Task description> Every line from the one with "Give me the" through the end of the entries below should be written out exactly; the pictures should not.

Excerpted records>
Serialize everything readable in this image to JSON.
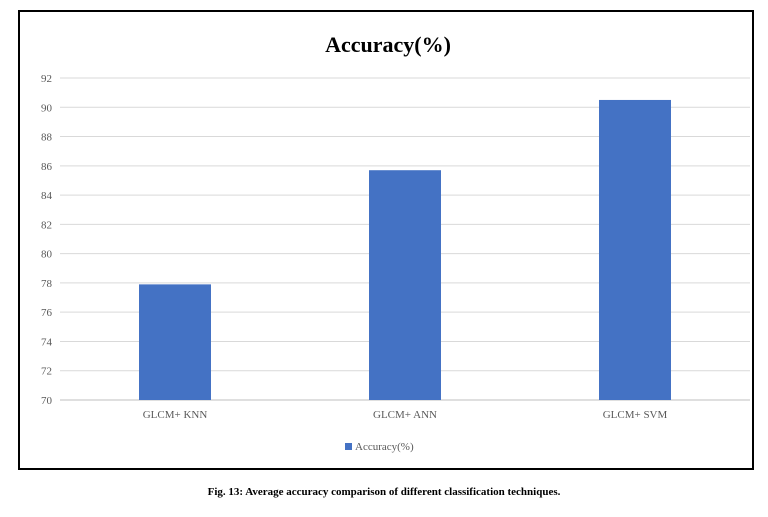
{
  "caption": "Fig. 13: Average accuracy comparison of different classification techniques.",
  "chart_data": {
    "type": "bar",
    "title": "Accuracy(%)",
    "categories": [
      "GLCM+ KNN",
      "GLCM+ ANN",
      "GLCM+ SVM"
    ],
    "series": [
      {
        "name": "Accuracy(%)",
        "values": [
          77.9,
          85.7,
          90.5
        ]
      }
    ],
    "xlabel": "",
    "ylabel": "",
    "ylim": [
      70,
      92
    ],
    "yticks": [
      70,
      72,
      74,
      76,
      78,
      80,
      82,
      84,
      86,
      88,
      90,
      92
    ],
    "grid": true,
    "legend": "bottom-center",
    "colors": {
      "bar": "#4472C4",
      "grid": "#D9D9D9",
      "axis": "#BFBFBF",
      "text": "#595959"
    }
  }
}
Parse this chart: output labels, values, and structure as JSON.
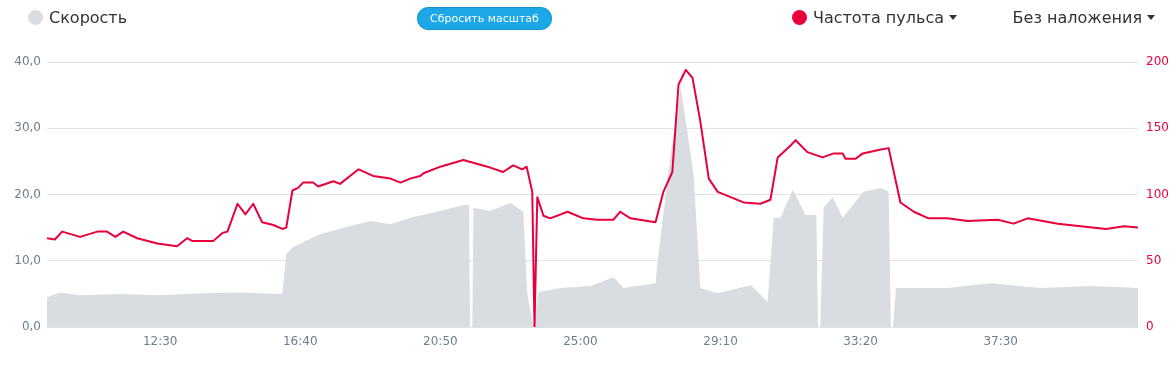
{
  "chart_data": {
    "type": "line",
    "legend": "top",
    "grid": "y",
    "marker": "none",
    "line_style": "solid",
    "annotations": [
      "Сбросить масштаб",
      "Без наложения"
    ],
    "xlim": [
      548,
      2495
    ],
    "xticks": [
      {
        "value": 750,
        "label": "12:30"
      },
      {
        "value": 1000,
        "label": "16:40"
      },
      {
        "value": 1250,
        "label": "20:50"
      },
      {
        "value": 1500,
        "label": "25:00"
      },
      {
        "value": 1750,
        "label": "29:10"
      },
      {
        "value": 2000,
        "label": "33:20"
      },
      {
        "value": 2250,
        "label": "37:30"
      }
    ],
    "ylim": [
      0,
      40
    ],
    "yticks": [
      {
        "value": 0,
        "label": "0,0"
      },
      {
        "value": 10,
        "label": "10,0"
      },
      {
        "value": 20,
        "label": "20,0"
      },
      {
        "value": 30,
        "label": "30,0"
      },
      {
        "value": 40,
        "label": "40,0"
      }
    ],
    "y2lim": [
      0,
      200
    ],
    "y2ticks": [
      0,
      50,
      100,
      150,
      200
    ],
    "series": [
      {
        "name": "Скорость",
        "type": "area",
        "color": "#d9dde1",
        "x": [
          548,
          571,
          607,
          679,
          750,
          821,
          893,
          968,
          975,
          986,
          1009,
          1036,
          1077,
          1125,
          1161,
          1196,
          1250,
          1291,
          1301,
          1303,
          1307,
          1309,
          1339,
          1375,
          1398,
          1405,
          1416,
          1425,
          1464,
          1518,
          1559,
          1577,
          1634,
          1639,
          1661,
          1679,
          1702,
          1714,
          1745,
          1804,
          1834,
          1845,
          1857,
          1879,
          1902,
          1921,
          1924,
          1928,
          1934,
          1950,
          1968,
          2005,
          2036,
          2050,
          2054,
          2058,
          2063,
          2155,
          2232,
          2321,
          2411,
          2495
        ],
        "values": [
          4.5,
          5.2,
          4.8,
          5.0,
          4.8,
          5.1,
          5.2,
          5.0,
          11,
          12,
          13,
          14,
          15,
          16,
          15.5,
          16.5,
          17.5,
          18.4,
          18.4,
          0,
          0,
          18,
          17.5,
          18.7,
          17.4,
          5.1,
          0,
          5.3,
          5.9,
          6.2,
          7.5,
          5.9,
          6.6,
          10.9,
          26,
          36.2,
          23,
          5.9,
          5.1,
          6.3,
          3.8,
          16.5,
          16.5,
          20.7,
          16.9,
          16.9,
          0,
          0,
          18,
          19.6,
          16.5,
          20.4,
          21,
          20.4,
          0,
          0,
          5.9,
          5.9,
          6.6,
          5.9,
          6.2,
          5.9
        ]
      },
      {
        "name": "Частота пульса",
        "type": "line",
        "axis": "y2",
        "color": "#e8003d",
        "x": [
          548,
          562,
          575,
          607,
          638,
          655,
          670,
          684,
          709,
          745,
          780,
          798,
          807,
          845,
          861,
          870,
          888,
          902,
          916,
          932,
          952,
          968,
          975,
          986,
          996,
          1005,
          1023,
          1032,
          1059,
          1071,
          1104,
          1130,
          1161,
          1179,
          1196,
          1214,
          1220,
          1250,
          1291,
          1334,
          1362,
          1380,
          1396,
          1404,
          1414,
          1418,
          1423,
          1434,
          1446,
          1477,
          1505,
          1530,
          1559,
          1571,
          1589,
          1634,
          1648,
          1664,
          1675,
          1688,
          1700,
          1714,
          1729,
          1745,
          1791,
          1821,
          1839,
          1852,
          1875,
          1884,
          1905,
          1932,
          1952,
          1968,
          1973,
          1991,
          2004,
          2036,
          2050,
          2071,
          2095,
          2121,
          2155,
          2191,
          2245,
          2273,
          2298,
          2352,
          2393,
          2438,
          2470,
          2495
        ],
        "values": [
          67,
          66,
          72,
          68,
          72,
          72,
          68,
          72,
          67,
          63,
          61,
          67,
          65,
          65,
          71,
          72,
          93,
          85,
          93,
          79,
          77,
          74,
          75,
          103,
          105,
          109,
          109,
          106,
          110,
          108,
          119,
          114,
          112,
          109,
          112,
          114,
          116,
          121,
          126,
          121,
          117,
          122,
          119,
          121,
          102,
          0,
          98,
          84,
          82,
          87,
          82,
          81,
          81,
          87,
          82,
          79,
          102,
          117,
          183,
          194,
          188,
          155,
          112,
          102,
          94,
          93,
          96,
          128,
          137,
          141,
          132,
          128,
          131,
          131,
          127,
          127,
          131,
          134,
          135,
          94,
          87,
          82,
          82,
          80,
          81,
          78,
          82,
          78,
          76,
          74,
          76,
          75
        ]
      }
    ]
  }
}
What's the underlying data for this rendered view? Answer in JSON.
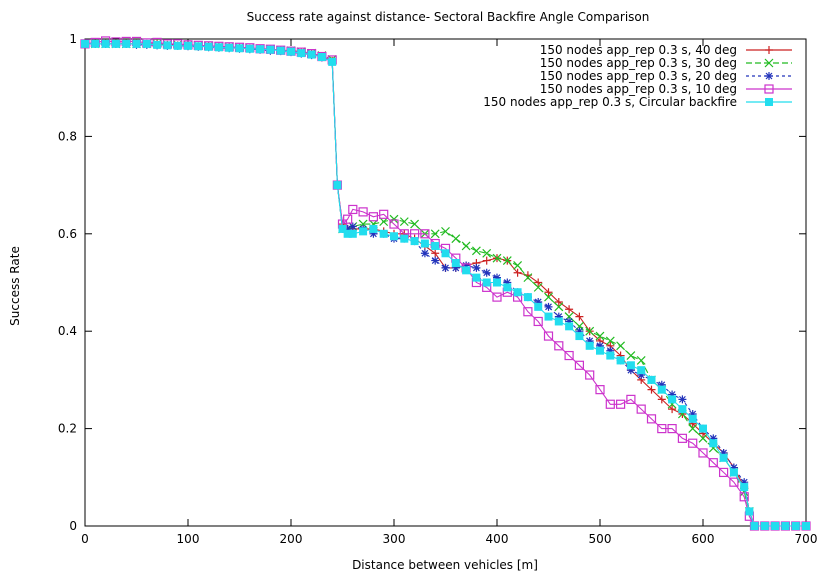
{
  "chart_data": {
    "type": "line",
    "title": "Success rate against distance- Sectoral Backfire Angle Comparison",
    "xlabel": "Distance between vehicles [m]",
    "ylabel": "Success Rate",
    "xlim": [
      0,
      700
    ],
    "ylim": [
      0,
      1
    ],
    "xticks": [
      "0",
      "100",
      "200",
      "300",
      "400",
      "500",
      "600",
      "700"
    ],
    "yticks": [
      "0",
      "0.2",
      "0.4",
      "0.6",
      "0.8",
      "1"
    ],
    "grid": false,
    "legend_position": "top-right",
    "series": [
      {
        "name": "150 nodes app_rep 0.3 s, 40 deg",
        "color": "#cc2222",
        "marker": "plus",
        "x": [
          0,
          10,
          20,
          30,
          40,
          50,
          60,
          70,
          80,
          90,
          100,
          110,
          120,
          130,
          140,
          150,
          160,
          170,
          180,
          190,
          200,
          210,
          220,
          230,
          240,
          245,
          250,
          255,
          260,
          270,
          280,
          290,
          300,
          310,
          320,
          330,
          340,
          350,
          360,
          370,
          380,
          390,
          400,
          410,
          420,
          430,
          440,
          450,
          460,
          470,
          480,
          490,
          500,
          510,
          520,
          530,
          540,
          550,
          560,
          570,
          580,
          590,
          600,
          610,
          620,
          630,
          640,
          645,
          650,
          660,
          670,
          680,
          690,
          700
        ],
        "y": [
          0.99,
          0.99,
          0.99,
          0.99,
          0.99,
          0.99,
          0.99,
          0.99,
          0.988,
          0.987,
          0.986,
          0.985,
          0.985,
          0.984,
          0.983,
          0.982,
          0.98,
          0.98,
          0.978,
          0.977,
          0.975,
          0.972,
          0.97,
          0.965,
          0.955,
          0.7,
          0.62,
          0.61,
          0.61,
          0.61,
          0.61,
          0.605,
          0.6,
          0.6,
          0.59,
          0.575,
          0.56,
          0.53,
          0.53,
          0.535,
          0.54,
          0.545,
          0.55,
          0.545,
          0.52,
          0.515,
          0.5,
          0.48,
          0.46,
          0.445,
          0.43,
          0.4,
          0.38,
          0.37,
          0.35,
          0.32,
          0.3,
          0.28,
          0.26,
          0.24,
          0.23,
          0.21,
          0.19,
          0.17,
          0.15,
          0.12,
          0.08,
          0.03,
          0,
          0,
          0,
          0,
          0,
          0
        ]
      },
      {
        "name": "150 nodes app_rep 0.3 s, 30 deg",
        "color": "#22bb22",
        "marker": "x",
        "x": [
          0,
          10,
          20,
          30,
          40,
          50,
          60,
          70,
          80,
          90,
          100,
          110,
          120,
          130,
          140,
          150,
          160,
          170,
          180,
          190,
          200,
          210,
          220,
          230,
          240,
          245,
          250,
          255,
          260,
          270,
          280,
          290,
          300,
          310,
          320,
          330,
          340,
          350,
          360,
          370,
          380,
          390,
          400,
          410,
          420,
          430,
          440,
          450,
          460,
          470,
          480,
          490,
          500,
          510,
          520,
          530,
          540,
          550,
          560,
          570,
          580,
          590,
          600,
          610,
          620,
          630,
          640,
          645,
          650,
          660,
          670,
          680,
          690,
          700
        ],
        "y": [
          0.99,
          0.99,
          0.99,
          0.99,
          0.99,
          0.99,
          0.99,
          0.99,
          0.988,
          0.988,
          0.987,
          0.986,
          0.985,
          0.984,
          0.983,
          0.982,
          0.981,
          0.98,
          0.979,
          0.977,
          0.976,
          0.974,
          0.971,
          0.966,
          0.958,
          0.7,
          0.61,
          0.61,
          0.615,
          0.62,
          0.62,
          0.625,
          0.63,
          0.625,
          0.62,
          0.6,
          0.6,
          0.605,
          0.59,
          0.575,
          0.565,
          0.56,
          0.55,
          0.545,
          0.535,
          0.51,
          0.49,
          0.47,
          0.45,
          0.43,
          0.41,
          0.4,
          0.39,
          0.38,
          0.37,
          0.35,
          0.34,
          0.3,
          0.28,
          0.25,
          0.23,
          0.2,
          0.18,
          0.16,
          0.14,
          0.11,
          0.07,
          0.03,
          0,
          0,
          0,
          0,
          0,
          0
        ]
      },
      {
        "name": "150 nodes app_rep 0.3 s, 20 deg",
        "color": "#2233bb",
        "marker": "star",
        "x": [
          0,
          10,
          20,
          30,
          40,
          50,
          60,
          70,
          80,
          90,
          100,
          110,
          120,
          130,
          140,
          150,
          160,
          170,
          180,
          190,
          200,
          210,
          220,
          230,
          240,
          245,
          250,
          255,
          260,
          270,
          280,
          290,
          300,
          310,
          320,
          330,
          340,
          350,
          360,
          370,
          380,
          390,
          400,
          410,
          420,
          430,
          440,
          450,
          460,
          470,
          480,
          490,
          500,
          510,
          520,
          530,
          540,
          550,
          560,
          570,
          580,
          590,
          600,
          610,
          620,
          630,
          640,
          645,
          650,
          660,
          670,
          680,
          690,
          700
        ],
        "y": [
          0.99,
          0.99,
          0.99,
          0.99,
          0.99,
          0.988,
          0.988,
          0.987,
          0.986,
          0.986,
          0.985,
          0.984,
          0.983,
          0.982,
          0.981,
          0.98,
          0.979,
          0.978,
          0.976,
          0.975,
          0.973,
          0.97,
          0.967,
          0.962,
          0.952,
          0.7,
          0.61,
          0.61,
          0.615,
          0.61,
          0.6,
          0.6,
          0.59,
          0.59,
          0.585,
          0.56,
          0.545,
          0.53,
          0.53,
          0.535,
          0.53,
          0.52,
          0.51,
          0.5,
          0.48,
          0.47,
          0.46,
          0.45,
          0.43,
          0.42,
          0.4,
          0.38,
          0.37,
          0.36,
          0.34,
          0.32,
          0.31,
          0.3,
          0.29,
          0.27,
          0.26,
          0.23,
          0.2,
          0.18,
          0.15,
          0.12,
          0.09,
          0.03,
          0,
          0,
          0,
          0,
          0,
          0
        ]
      },
      {
        "name": "150 nodes app_rep 0.3 s, 10 deg",
        "color": "#cc33cc",
        "marker": "square",
        "x": [
          0,
          10,
          20,
          30,
          40,
          50,
          60,
          70,
          80,
          90,
          100,
          110,
          120,
          130,
          140,
          150,
          160,
          170,
          180,
          190,
          200,
          210,
          220,
          230,
          240,
          245,
          250,
          255,
          260,
          270,
          280,
          290,
          300,
          310,
          320,
          330,
          340,
          350,
          360,
          370,
          380,
          390,
          400,
          410,
          420,
          430,
          440,
          450,
          460,
          470,
          480,
          490,
          500,
          510,
          520,
          530,
          540,
          550,
          560,
          570,
          580,
          590,
          600,
          610,
          620,
          630,
          640,
          645,
          650,
          660,
          670,
          680,
          690,
          700
        ],
        "y": [
          0.99,
          0.993,
          0.996,
          0.994,
          0.995,
          0.995,
          0.992,
          0.993,
          0.99,
          0.99,
          0.988,
          0.987,
          0.986,
          0.985,
          0.984,
          0.983,
          0.982,
          0.98,
          0.979,
          0.977,
          0.975,
          0.973,
          0.97,
          0.964,
          0.957,
          0.7,
          0.62,
          0.63,
          0.65,
          0.645,
          0.635,
          0.64,
          0.62,
          0.6,
          0.6,
          0.6,
          0.58,
          0.57,
          0.55,
          0.53,
          0.5,
          0.49,
          0.47,
          0.48,
          0.47,
          0.44,
          0.42,
          0.39,
          0.37,
          0.35,
          0.33,
          0.31,
          0.28,
          0.25,
          0.25,
          0.26,
          0.24,
          0.22,
          0.2,
          0.2,
          0.18,
          0.17,
          0.15,
          0.13,
          0.11,
          0.09,
          0.06,
          0.02,
          0,
          0,
          0,
          0,
          0,
          0
        ]
      },
      {
        "name": "150 nodes app_rep 0.3 s, Circular backfire",
        "color": "#22ddee",
        "marker": "filled-square",
        "x": [
          0,
          10,
          20,
          30,
          40,
          50,
          60,
          70,
          80,
          90,
          100,
          110,
          120,
          130,
          140,
          150,
          160,
          170,
          180,
          190,
          200,
          210,
          220,
          230,
          240,
          245,
          250,
          255,
          260,
          270,
          280,
          290,
          300,
          310,
          320,
          330,
          340,
          350,
          360,
          370,
          380,
          390,
          400,
          410,
          420,
          430,
          440,
          450,
          460,
          470,
          480,
          490,
          500,
          510,
          520,
          530,
          540,
          550,
          560,
          570,
          580,
          590,
          600,
          610,
          620,
          630,
          640,
          645,
          650,
          660,
          670,
          680,
          690,
          700
        ],
        "y": [
          0.99,
          0.99,
          0.99,
          0.99,
          0.99,
          0.99,
          0.99,
          0.988,
          0.987,
          0.986,
          0.986,
          0.985,
          0.984,
          0.983,
          0.982,
          0.981,
          0.98,
          0.979,
          0.978,
          0.976,
          0.974,
          0.971,
          0.968,
          0.963,
          0.953,
          0.7,
          0.61,
          0.6,
          0.6,
          0.605,
          0.61,
          0.6,
          0.595,
          0.59,
          0.585,
          0.58,
          0.575,
          0.56,
          0.54,
          0.525,
          0.51,
          0.5,
          0.5,
          0.49,
          0.48,
          0.47,
          0.45,
          0.43,
          0.42,
          0.41,
          0.39,
          0.37,
          0.36,
          0.35,
          0.34,
          0.33,
          0.32,
          0.3,
          0.28,
          0.26,
          0.24,
          0.22,
          0.2,
          0.17,
          0.14,
          0.11,
          0.08,
          0.03,
          0,
          0,
          0,
          0,
          0,
          0
        ]
      }
    ]
  }
}
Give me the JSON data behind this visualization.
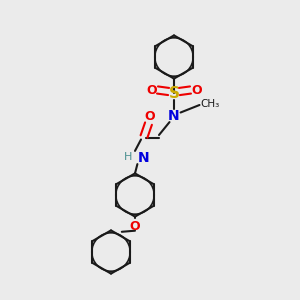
{
  "background_color": "#ebebeb",
  "bond_color": "#1a1a1a",
  "colors": {
    "N": "#0000dd",
    "O": "#ee0000",
    "S": "#ccaa00",
    "H_label": "#4a9090",
    "C": "#1a1a1a"
  },
  "lw": 1.5,
  "lw_aromatic": 1.5,
  "font_size": 9
}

Result for this task>
Give me the JSON data behind this visualization.
{
  "background_color": "#ebebeb",
  "bond_color": "#1a1a1a",
  "colors": {
    "N": "#0000dd",
    "O": "#ee0000",
    "S": "#ccaa00",
    "H_label": "#4a9090",
    "C": "#1a1a1a"
  },
  "lw": 1.5,
  "lw_aromatic": 1.5,
  "font_size": 9
}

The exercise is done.